**Brief**
Retype the data from the very first line up to and including the line that contains "1142, 230, 1163]", copying each line unchanged.

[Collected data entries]
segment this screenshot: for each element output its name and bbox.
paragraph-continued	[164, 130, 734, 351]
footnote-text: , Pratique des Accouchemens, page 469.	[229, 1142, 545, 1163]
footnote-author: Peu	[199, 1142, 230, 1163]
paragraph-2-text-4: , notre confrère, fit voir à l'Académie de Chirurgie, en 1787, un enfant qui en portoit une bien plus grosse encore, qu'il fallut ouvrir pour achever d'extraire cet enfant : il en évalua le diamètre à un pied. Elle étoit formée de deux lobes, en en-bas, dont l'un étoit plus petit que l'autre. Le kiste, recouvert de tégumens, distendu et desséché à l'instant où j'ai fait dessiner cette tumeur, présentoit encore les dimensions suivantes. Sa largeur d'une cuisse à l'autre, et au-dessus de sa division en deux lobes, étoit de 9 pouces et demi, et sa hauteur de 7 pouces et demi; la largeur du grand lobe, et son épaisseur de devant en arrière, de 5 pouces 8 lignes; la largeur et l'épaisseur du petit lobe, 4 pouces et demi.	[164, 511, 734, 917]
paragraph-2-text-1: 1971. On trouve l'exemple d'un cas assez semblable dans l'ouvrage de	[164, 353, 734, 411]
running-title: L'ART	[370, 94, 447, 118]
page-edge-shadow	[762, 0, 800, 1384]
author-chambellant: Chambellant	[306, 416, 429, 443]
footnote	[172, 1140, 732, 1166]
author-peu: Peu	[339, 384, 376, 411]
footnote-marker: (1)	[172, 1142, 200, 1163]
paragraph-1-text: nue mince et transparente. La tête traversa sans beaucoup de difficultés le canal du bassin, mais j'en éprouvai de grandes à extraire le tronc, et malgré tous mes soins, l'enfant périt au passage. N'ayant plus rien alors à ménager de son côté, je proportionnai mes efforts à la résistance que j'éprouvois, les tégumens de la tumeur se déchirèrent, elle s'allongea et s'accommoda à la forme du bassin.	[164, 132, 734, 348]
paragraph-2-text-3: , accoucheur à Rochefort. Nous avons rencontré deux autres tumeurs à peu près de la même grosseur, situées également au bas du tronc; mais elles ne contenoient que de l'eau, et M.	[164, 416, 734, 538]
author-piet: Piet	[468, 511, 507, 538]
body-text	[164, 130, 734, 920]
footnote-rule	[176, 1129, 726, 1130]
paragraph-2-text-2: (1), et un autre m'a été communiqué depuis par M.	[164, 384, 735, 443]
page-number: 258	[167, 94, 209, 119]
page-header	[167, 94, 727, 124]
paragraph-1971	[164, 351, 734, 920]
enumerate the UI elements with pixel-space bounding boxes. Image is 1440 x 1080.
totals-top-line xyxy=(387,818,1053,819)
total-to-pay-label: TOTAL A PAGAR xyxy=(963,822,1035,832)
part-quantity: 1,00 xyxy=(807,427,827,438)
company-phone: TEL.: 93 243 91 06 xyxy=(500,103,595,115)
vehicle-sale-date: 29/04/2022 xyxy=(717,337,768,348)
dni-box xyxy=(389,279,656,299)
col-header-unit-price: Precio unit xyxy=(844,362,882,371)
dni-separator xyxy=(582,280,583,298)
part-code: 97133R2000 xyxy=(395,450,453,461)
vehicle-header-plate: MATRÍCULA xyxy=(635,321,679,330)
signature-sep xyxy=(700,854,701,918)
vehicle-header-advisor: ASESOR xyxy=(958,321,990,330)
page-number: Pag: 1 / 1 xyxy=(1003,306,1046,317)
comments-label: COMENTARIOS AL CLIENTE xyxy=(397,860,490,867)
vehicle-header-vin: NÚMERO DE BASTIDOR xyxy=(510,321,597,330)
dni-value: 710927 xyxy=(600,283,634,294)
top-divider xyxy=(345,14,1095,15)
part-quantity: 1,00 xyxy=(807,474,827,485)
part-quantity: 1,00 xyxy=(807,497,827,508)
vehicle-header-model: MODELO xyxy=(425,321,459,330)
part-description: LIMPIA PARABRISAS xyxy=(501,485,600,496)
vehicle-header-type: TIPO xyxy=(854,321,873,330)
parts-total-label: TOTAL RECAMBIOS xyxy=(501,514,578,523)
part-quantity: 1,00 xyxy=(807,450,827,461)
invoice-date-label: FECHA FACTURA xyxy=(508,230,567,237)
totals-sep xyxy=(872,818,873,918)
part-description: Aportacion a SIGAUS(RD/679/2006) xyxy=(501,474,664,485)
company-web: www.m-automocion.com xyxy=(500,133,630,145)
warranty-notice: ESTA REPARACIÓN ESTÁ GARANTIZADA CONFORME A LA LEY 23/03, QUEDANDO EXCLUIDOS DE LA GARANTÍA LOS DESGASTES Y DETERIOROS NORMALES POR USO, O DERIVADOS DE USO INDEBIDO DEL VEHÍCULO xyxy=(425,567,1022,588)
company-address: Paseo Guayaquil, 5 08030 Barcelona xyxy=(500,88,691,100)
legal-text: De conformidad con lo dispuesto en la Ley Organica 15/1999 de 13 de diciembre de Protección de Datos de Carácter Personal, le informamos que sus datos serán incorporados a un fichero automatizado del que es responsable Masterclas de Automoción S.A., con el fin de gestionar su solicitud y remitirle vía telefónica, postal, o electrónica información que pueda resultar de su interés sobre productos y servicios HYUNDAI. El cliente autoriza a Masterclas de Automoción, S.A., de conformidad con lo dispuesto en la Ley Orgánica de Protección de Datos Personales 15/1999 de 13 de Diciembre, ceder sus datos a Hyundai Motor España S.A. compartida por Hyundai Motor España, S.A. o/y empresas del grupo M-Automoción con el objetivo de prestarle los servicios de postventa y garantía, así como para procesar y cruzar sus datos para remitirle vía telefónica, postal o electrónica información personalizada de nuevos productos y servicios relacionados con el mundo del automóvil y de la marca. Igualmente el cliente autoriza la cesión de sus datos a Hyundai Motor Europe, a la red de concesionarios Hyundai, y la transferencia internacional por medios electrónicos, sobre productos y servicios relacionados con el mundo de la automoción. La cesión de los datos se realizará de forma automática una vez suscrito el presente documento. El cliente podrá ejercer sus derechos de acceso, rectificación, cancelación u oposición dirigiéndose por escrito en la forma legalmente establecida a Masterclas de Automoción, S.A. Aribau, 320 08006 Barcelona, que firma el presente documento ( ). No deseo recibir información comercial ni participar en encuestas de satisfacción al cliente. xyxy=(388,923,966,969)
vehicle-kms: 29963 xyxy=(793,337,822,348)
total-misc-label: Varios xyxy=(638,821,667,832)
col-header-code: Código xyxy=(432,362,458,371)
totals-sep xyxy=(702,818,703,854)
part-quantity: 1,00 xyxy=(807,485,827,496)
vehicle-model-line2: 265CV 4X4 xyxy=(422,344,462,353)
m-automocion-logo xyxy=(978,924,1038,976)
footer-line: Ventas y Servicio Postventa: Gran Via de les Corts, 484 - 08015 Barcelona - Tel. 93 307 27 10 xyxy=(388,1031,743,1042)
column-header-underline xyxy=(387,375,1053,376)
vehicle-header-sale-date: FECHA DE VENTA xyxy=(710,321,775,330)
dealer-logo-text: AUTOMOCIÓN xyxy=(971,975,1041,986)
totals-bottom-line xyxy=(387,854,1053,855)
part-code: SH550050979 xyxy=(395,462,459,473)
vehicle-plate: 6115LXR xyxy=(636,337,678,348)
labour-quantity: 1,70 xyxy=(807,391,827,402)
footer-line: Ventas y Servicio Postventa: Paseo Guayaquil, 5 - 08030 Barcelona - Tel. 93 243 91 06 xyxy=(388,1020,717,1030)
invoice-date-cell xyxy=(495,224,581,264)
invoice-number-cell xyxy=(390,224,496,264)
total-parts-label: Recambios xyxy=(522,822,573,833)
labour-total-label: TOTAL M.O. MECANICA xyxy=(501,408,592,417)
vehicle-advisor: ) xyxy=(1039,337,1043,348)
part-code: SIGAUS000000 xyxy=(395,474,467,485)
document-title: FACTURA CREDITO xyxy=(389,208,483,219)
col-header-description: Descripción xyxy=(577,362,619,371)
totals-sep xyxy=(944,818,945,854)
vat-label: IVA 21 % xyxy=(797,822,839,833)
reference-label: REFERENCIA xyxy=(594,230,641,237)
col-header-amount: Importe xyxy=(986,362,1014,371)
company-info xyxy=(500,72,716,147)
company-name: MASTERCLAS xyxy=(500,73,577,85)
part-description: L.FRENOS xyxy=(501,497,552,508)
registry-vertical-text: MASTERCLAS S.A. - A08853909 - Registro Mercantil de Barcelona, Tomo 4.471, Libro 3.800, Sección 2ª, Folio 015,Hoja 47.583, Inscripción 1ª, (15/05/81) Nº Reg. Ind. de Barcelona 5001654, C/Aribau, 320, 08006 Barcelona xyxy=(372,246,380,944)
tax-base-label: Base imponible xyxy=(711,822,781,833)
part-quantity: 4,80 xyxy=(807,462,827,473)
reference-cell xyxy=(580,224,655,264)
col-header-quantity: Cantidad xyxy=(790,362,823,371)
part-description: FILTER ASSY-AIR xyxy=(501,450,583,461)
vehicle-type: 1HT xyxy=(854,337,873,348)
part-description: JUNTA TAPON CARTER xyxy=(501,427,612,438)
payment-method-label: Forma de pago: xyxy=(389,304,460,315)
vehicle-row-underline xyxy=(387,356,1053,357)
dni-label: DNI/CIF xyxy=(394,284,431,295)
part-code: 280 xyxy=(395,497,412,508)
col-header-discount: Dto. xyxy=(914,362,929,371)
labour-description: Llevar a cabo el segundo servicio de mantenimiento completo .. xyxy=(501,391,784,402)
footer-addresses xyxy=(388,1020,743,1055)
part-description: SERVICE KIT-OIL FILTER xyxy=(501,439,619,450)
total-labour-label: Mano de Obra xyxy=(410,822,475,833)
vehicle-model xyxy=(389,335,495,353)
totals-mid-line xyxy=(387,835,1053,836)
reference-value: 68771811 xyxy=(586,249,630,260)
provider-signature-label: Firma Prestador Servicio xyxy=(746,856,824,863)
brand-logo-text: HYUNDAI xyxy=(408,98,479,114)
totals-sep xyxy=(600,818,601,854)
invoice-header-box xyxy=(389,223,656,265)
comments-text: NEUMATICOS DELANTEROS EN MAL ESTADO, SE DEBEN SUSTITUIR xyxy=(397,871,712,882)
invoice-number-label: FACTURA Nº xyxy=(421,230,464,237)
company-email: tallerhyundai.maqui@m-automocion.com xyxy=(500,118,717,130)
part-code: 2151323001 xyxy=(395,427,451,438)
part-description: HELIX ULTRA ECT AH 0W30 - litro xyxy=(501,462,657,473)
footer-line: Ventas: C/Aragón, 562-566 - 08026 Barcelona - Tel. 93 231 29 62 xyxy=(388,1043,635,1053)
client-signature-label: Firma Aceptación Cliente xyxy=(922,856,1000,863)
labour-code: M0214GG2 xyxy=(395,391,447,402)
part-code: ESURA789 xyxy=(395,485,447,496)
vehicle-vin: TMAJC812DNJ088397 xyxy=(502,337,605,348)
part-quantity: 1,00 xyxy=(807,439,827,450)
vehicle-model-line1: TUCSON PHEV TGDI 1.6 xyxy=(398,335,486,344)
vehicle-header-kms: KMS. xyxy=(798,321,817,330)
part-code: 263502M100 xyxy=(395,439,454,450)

**Answer to the task**
segment this screenshot: for each element output its name and bbox.
paragraph-continued	[164, 130, 734, 351]
footnote-text: , Pratique des Accouchemens, page 469.	[229, 1142, 545, 1163]
footnote-author: Peu	[199, 1142, 230, 1163]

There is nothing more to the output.